**** Text block ****
Financial Impact of COVID on U.S. Hospitals: Is Transformation the Key to Survival?

U.S. Health Systems

A detached observer could be forgiven for thinking that these are boom times for the healthcare industry in the United States. After all, many U.S. hospitals were never busier than they were in 2020 and into early 2021 as pandemic-related illness stretched them to capacity and beyond.

But a report released in March by the American Hospital Association (AHA) paints a very different picture, noting that even in a best-case scenario nearly 40% of hospitals would operate in the red in 2021. And of course our current situation of the Delta variant rearing its ugly head is not a best-case scenario.

A Harvard Business Review article confirms that the COVID-19 pandemic magnified existing structural deficiencies in our hospital system, as many facilities suffered revenue losses even when filled to capacity. HBR notes: “In no well-working market should demand exceed supply while revenue falls.”

On the face of it, the causes are a triple whammy for hospitals: Expenses continue to rise, revenues continue to decline, and economic conditions contribute to an increasing number of uninsured patients. And even all that omits the cost burden of overtime and bringing on additional staff to meet surging demand.

Moreover, the overall financial model for U.S. hospitals is dependent on providing lucrative services with high reimbursement rates, typically prioritized over general community health issues. The pandemic not only flooded hospitals with lower-reimbursement COVID cases, it meant the postponement of many of those bigger-ticket, sometimes elective, procedures.

There’s more to all this than dollar signs, however. Those same financial issues have a direct impact on hospitals’ core mission of caring for the sick and injured in their communities. The AHA report notes an especially significant impact in rural areas.

What are the solutions? Certainly, technology will play a large role. On the surface, things like telemedicine visits and increased remote monitoring, born of necessity in the pandemic, will be more widely adopted as regular ways of doing business, offering both greater convenience for the patient and reduced costs for the facility. This medical virtualization further reduces the need for high-cost facilities and increases competition.

Technology also drives the next, larger step: the “hospital-at-home” (alternately “hospital to home”) model. Advanced sensors and monitors, and a flexible workforce of care providers, can now combine to provide hospital care in a patient’s home, up to and including intensive-care-level treatment. This has not only the obvious benefit of reducing costs, but results in a better patient experience and, not coincidentally, better outcomes overall.

The HBR article points to technology as a solution to allow hospitals to pool resources as well, for example referral systems that would direct patients away from overcrowded hospitals, pointing them towards facilities better equipped to care for them in that moment. The banking industry offers an example here wherein institutions compete with one other but are still able to pool resources in times of community need.

Reform at the government level will be needed to help hospitals remain viable also. Current payment policies certainly have aided in fostering the current situation. Payment reform that increases competition and incentivizes healthcare facilities to better meet patient needs would be a worthy goal.

Healthcare is far from the only industry to have had structural flaws exposed and magnified by the COVID-19 pandemic. Many other businesses have had to discover new ways of doing things in order to survive, and some did not weather the storm. But in no other sphere is there more at stake in getting it right. The nation’s hospitals need to be better equipped not only in the event of another pandemic, but to better and more efficiently serve their communities in normal times, whatever that might look like in the future.
****
### [Questions on the material]
a - Write out the passage of the hospital finance article between "Moreover, the overall" and "in rural areas.", inclusive.
b - Condense the paragraph of the hospital finance article that begins "On the face of it" into one shorter sentence that keeps its main facts.
Work only from the hospital finance article.
**** Dataset records ****
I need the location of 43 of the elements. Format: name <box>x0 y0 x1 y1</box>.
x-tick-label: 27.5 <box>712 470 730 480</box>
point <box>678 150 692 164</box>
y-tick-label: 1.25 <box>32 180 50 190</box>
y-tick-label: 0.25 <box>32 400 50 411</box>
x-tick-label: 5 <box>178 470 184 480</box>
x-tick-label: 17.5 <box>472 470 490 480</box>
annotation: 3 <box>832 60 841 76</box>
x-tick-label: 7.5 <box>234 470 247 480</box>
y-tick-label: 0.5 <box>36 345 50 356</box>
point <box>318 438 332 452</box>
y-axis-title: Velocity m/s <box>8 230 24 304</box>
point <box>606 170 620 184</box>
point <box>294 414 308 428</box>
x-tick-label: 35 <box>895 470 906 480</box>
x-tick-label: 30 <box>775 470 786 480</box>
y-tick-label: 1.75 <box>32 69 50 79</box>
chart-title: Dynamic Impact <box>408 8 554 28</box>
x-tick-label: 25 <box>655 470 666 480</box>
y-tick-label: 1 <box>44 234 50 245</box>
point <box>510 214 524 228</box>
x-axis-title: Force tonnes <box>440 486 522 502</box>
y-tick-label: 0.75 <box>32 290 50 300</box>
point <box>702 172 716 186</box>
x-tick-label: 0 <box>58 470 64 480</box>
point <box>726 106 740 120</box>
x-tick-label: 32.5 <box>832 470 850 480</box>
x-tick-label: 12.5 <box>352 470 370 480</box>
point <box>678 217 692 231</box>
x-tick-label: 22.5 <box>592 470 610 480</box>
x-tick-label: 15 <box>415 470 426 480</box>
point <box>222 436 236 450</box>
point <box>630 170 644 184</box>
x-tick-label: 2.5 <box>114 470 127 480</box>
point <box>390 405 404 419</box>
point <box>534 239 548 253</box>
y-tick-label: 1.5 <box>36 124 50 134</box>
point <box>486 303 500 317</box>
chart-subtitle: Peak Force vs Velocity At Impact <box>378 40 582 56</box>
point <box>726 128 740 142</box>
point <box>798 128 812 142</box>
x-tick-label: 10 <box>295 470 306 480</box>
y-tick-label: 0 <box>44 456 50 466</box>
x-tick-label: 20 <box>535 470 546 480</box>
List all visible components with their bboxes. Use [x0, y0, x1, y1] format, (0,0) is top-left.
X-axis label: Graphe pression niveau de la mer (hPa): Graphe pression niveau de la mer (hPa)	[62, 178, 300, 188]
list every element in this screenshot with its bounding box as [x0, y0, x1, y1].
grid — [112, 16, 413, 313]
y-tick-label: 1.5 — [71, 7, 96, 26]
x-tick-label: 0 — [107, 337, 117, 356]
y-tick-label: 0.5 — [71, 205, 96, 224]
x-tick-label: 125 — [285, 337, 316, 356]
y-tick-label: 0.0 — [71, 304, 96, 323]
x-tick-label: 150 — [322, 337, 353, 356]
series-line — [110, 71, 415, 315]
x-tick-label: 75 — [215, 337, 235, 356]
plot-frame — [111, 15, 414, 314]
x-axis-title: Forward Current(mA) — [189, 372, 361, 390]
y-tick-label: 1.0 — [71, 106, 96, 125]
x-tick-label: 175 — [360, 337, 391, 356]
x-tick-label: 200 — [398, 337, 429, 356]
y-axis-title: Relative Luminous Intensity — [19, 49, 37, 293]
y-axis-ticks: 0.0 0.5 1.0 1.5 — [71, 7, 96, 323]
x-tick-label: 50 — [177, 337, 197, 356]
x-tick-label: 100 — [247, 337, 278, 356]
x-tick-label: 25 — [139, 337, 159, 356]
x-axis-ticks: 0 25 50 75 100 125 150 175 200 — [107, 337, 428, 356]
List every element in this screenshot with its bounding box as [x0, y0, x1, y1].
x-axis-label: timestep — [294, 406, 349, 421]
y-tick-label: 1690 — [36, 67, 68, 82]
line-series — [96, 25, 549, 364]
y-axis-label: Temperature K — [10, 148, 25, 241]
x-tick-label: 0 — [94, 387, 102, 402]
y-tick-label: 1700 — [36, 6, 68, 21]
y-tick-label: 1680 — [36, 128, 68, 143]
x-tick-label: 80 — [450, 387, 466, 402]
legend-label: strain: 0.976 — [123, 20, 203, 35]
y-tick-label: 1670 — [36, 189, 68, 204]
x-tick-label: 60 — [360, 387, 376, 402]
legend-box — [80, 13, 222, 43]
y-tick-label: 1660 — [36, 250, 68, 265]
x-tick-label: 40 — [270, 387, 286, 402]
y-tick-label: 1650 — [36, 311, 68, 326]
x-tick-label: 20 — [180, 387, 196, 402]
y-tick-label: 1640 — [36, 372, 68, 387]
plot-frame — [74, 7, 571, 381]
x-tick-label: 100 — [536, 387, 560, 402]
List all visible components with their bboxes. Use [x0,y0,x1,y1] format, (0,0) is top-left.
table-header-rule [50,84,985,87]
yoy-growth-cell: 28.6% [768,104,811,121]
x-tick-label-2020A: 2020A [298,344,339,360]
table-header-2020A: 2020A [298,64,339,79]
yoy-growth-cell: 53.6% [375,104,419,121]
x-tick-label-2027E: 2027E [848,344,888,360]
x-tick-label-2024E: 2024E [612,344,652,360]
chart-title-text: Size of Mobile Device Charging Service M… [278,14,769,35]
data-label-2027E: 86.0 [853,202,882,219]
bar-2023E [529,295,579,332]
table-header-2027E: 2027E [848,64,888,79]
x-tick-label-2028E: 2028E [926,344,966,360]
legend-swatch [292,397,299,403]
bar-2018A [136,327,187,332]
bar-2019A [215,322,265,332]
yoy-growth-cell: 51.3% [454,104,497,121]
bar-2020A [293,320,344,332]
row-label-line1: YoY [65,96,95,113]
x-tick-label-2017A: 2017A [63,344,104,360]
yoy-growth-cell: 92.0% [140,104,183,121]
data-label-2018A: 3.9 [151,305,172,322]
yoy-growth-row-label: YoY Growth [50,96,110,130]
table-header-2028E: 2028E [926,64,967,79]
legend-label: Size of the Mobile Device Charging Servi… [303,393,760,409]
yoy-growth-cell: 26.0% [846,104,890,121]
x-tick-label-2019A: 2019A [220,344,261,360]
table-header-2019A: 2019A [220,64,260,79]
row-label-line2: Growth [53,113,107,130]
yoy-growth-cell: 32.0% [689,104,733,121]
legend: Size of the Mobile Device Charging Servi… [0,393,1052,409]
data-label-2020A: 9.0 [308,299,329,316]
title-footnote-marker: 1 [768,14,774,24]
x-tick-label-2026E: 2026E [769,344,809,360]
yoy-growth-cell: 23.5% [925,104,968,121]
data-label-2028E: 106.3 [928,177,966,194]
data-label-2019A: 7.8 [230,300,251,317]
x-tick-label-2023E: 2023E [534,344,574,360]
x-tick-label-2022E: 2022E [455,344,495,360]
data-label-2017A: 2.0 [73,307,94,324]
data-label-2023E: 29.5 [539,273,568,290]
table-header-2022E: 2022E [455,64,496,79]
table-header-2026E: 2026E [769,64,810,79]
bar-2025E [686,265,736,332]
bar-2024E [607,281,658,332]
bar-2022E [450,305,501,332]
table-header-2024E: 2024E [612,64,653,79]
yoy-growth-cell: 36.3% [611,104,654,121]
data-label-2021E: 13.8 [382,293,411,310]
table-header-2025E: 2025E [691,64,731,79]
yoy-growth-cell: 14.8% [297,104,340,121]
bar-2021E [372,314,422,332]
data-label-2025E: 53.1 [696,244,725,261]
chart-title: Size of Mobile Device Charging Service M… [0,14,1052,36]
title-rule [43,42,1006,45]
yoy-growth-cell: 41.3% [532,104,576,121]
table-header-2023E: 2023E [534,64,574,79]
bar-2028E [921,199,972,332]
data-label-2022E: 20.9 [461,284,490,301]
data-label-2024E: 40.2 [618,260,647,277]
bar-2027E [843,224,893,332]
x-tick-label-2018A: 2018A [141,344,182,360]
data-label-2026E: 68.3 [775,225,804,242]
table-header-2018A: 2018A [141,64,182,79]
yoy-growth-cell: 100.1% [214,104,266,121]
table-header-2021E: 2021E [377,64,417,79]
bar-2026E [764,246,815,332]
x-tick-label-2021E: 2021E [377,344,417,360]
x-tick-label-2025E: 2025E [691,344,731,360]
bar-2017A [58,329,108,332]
****
### [Responses by task]
a -
Moreover, the overall financial model for U.S. hospitals is dependent on providing lucrative services with high reimbursement rates, typically prioritized over general community health issues. The pandemic not only flooded hospitals with lower-reimbursement COVID cases, it meant the postponement of many of those bigger-ticket, sometimes elective, procedures.

There’s more to all this than dollar signs, however. Those same financial issues have a direct impact on hospitals’ core mission of caring for the sick and injured in their communities. The AHA report notes an especially significant impact in rural areas.

b - Hospitals face rising expenses, falling revenues, and more uninsured patients due to economic conditions, plus the cost of overtime and added staff to meet surging demand.